*** SUPPLIED DATA

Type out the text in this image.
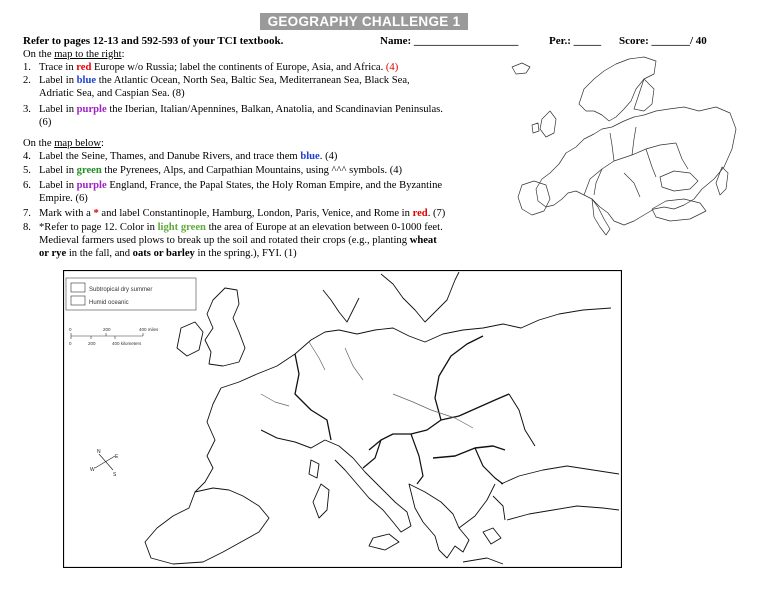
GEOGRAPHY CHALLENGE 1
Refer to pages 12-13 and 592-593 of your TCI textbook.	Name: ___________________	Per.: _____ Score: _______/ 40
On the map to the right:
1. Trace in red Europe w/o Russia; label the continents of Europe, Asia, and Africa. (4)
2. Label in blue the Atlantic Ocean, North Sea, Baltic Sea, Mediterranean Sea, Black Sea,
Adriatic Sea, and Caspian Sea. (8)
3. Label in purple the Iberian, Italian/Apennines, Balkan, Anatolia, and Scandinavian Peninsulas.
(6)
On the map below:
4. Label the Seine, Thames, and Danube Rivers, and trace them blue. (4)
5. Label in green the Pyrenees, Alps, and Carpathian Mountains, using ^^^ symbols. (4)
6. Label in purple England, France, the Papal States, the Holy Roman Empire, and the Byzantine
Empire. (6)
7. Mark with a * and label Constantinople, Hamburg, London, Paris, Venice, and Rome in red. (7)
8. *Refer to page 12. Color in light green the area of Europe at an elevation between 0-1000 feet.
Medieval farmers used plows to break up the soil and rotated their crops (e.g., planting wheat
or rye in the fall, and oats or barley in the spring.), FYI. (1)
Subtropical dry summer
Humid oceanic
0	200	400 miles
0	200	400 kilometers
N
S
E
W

******

## [INSTRUCTION]
Every record above should be transcribed exactly; the pictures stay out of the copy.

## [WRITTEN ANSWER]
Type out the text in this image.
GEOGRAPHY CHALLENGE 1
Refer to pages 12-13 and 592-593 of your TCI textbook.	Name: ___________________	Per.: _____ Score: _______/ 40
On the map to the right:
1. Trace in red Europe w/o Russia; label the continents of Europe, Asia, and Africa. (4)
2. Label in blue the Atlantic Ocean, North Sea, Baltic Sea, Mediterranean Sea, Black Sea,
Adriatic Sea, and Caspian Sea. (8)
3. Label in purple the Iberian, Italian/Apennines, Balkan, Anatolia, and Scandinavian Peninsulas.
(6)
On the map below:
4. Label the Seine, Thames, and Danube Rivers, and trace them blue. (4)
5. Label in green the Pyrenees, Alps, and Carpathian Mountains, using ^^^ symbols. (4)
6. Label in purple England, France, the Papal States, the Holy Roman Empire, and the Byzantine
Empire. (6)
7. Mark with a * and label Constantinople, Hamburg, London, Paris, Venice, and Rome in red. (7)
8. *Refer to page 12. Color in light green the area of Europe at an elevation between 0-1000 feet.
Medieval farmers used plows to break up the soil and rotated their crops (e.g., planting wheat
or rye in the fall, and oats or barley in the spring.), FYI. (1)
Subtropical dry summer
Humid oceanic
0	200	400 miles
0	200	400 kilometers
N
S
E
W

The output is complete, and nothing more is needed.